══ Material supplied ══
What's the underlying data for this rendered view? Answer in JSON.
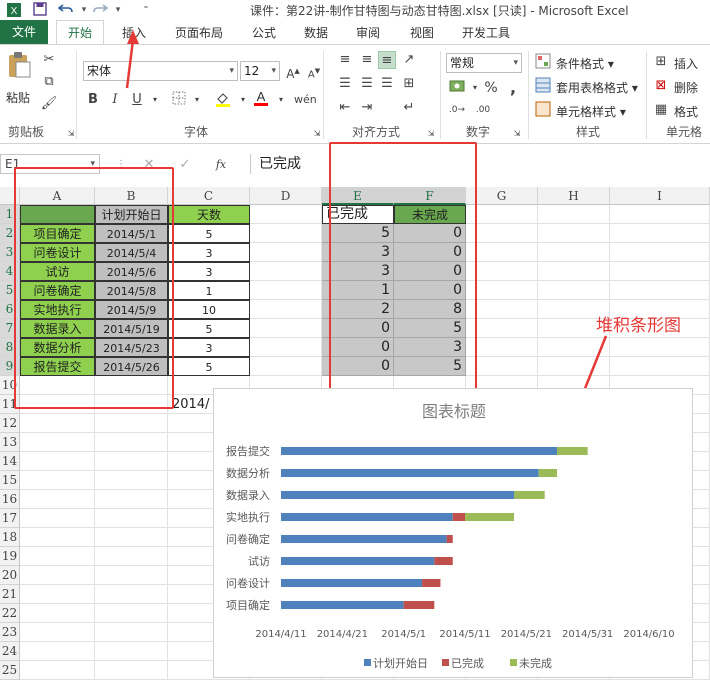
{
  "window": {
    "title": "课件：第22讲-制作甘特图与动态甘特图.xlsx  [只读] - Microsoft Excel"
  },
  "quick_access": {
    "icons": [
      "save-icon",
      "undo-icon",
      "redo-icon",
      "customize-icon"
    ]
  },
  "tabs": [
    {
      "label": "文件",
      "active": false
    },
    {
      "label": "开始",
      "active": true
    },
    {
      "label": "插入",
      "active": false
    },
    {
      "label": "页面布局",
      "active": false
    },
    {
      "label": "公式",
      "active": false
    },
    {
      "label": "数据",
      "active": false
    },
    {
      "label": "审阅",
      "active": false
    },
    {
      "label": "视图",
      "active": false
    },
    {
      "label": "开发工具",
      "active": false
    }
  ],
  "ribbon": {
    "clipboard": {
      "paste_label": "粘贴",
      "group_label": "剪贴板"
    },
    "font": {
      "font_name": "宋体",
      "font_size": "12",
      "group_label": "字体",
      "bold": "B",
      "italic": "I",
      "underline": "U"
    },
    "alignment": {
      "group_label": "对齐方式"
    },
    "number": {
      "format": "常规",
      "percent": "%",
      "comma": ",",
      "group_label": "数字"
    },
    "styles": {
      "conditional": "条件格式",
      "table_format": "套用表格格式",
      "cell_style": "单元格样式",
      "group_label": "样式"
    },
    "cells": {
      "insert": "插入",
      "delete": "删除",
      "format": "格式",
      "group_label": "单元格"
    }
  },
  "formula_bar": {
    "name_box": "E1",
    "fx_label": "fx",
    "formula": "已完成"
  },
  "columns": [
    "A",
    "B",
    "C",
    "D",
    "E",
    "F",
    "G",
    "H",
    "I"
  ],
  "rows": [
    "1",
    "2",
    "3",
    "4",
    "5",
    "6",
    "7",
    "8",
    "9",
    "10",
    "11",
    "12",
    "13",
    "14",
    "15",
    "16",
    "17",
    "18",
    "19",
    "20",
    "21",
    "22",
    "23",
    "24",
    "25"
  ],
  "table_left": {
    "header_b": "计划开始日",
    "header_c": "天数",
    "rows": [
      {
        "task": "项目确定",
        "start": "2014/5/1",
        "days": "5"
      },
      {
        "task": "问卷设计",
        "start": "2014/5/4",
        "days": "3"
      },
      {
        "task": "试访",
        "start": "2014/5/6",
        "days": "3"
      },
      {
        "task": "问卷确定",
        "start": "2014/5/8",
        "days": "1"
      },
      {
        "task": "实地执行",
        "start": "2014/5/9",
        "days": "10"
      },
      {
        "task": "数据录入",
        "start": "2014/5/19",
        "days": "5"
      },
      {
        "task": "数据分析",
        "start": "2014/5/23",
        "days": "3"
      },
      {
        "task": "报告提交",
        "start": "2014/5/26",
        "days": "5"
      }
    ]
  },
  "table_right": {
    "header_e": "已完成",
    "header_f": "未完成",
    "rows": [
      {
        "done": "5",
        "todo": "0"
      },
      {
        "done": "3",
        "todo": "0"
      },
      {
        "done": "3",
        "todo": "0"
      },
      {
        "done": "1",
        "todo": "0"
      },
      {
        "done": "2",
        "todo": "8"
      },
      {
        "done": "0",
        "todo": "5"
      },
      {
        "done": "0",
        "todo": "3"
      },
      {
        "done": "0",
        "todo": "5"
      }
    ]
  },
  "overflow_text": "2014/",
  "annotation": "堆积条形图",
  "colors": {
    "excel_green": "#217346",
    "annotation_red": "#e53935",
    "series_start": "#4f81bd",
    "series_done": "#c0504d",
    "series_todo": "#9bbb59"
  },
  "chart_data": {
    "type": "bar",
    "orientation": "horizontal",
    "stacked": true,
    "title": "图表标题",
    "categories": [
      "项目确定",
      "问卷设计",
      "试访",
      "问卷确定",
      "实地执行",
      "数据录入",
      "数据分析",
      "报告提交"
    ],
    "series": [
      {
        "name": "计划开始日",
        "values": [
          "2014/5/1",
          "2014/5/4",
          "2014/5/6",
          "2014/5/8",
          "2014/5/9",
          "2014/5/19",
          "2014/5/23",
          "2014/5/26"
        ],
        "hidden_in_style": false
      },
      {
        "name": "已完成",
        "values": [
          5,
          3,
          3,
          1,
          2,
          0,
          0,
          0
        ]
      },
      {
        "name": "未完成",
        "values": [
          0,
          0,
          0,
          0,
          8,
          5,
          3,
          5
        ]
      }
    ],
    "x_ticks": [
      "2014/4/11",
      "2014/4/21",
      "2014/5/1",
      "2014/5/11",
      "2014/5/21",
      "2014/5/31",
      "2014/6/10"
    ],
    "xlim": [
      "2014/4/11",
      "2014/6/10"
    ],
    "legend_position": "bottom",
    "legend": [
      "计划开始日",
      "已完成",
      "未完成"
    ],
    "grid": false
  }
}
═══
### What you will do
Look through the data above. Find each line with the string "task" and copy it.

### Full response
        "task": "项目确定",
        "task": "问卷设计",
        "task": "试访",
        "task": "问卷确定",
        "task": "实地执行",
        "task": "数据录入",
        "task": "数据分析",
        "task": "报告提交",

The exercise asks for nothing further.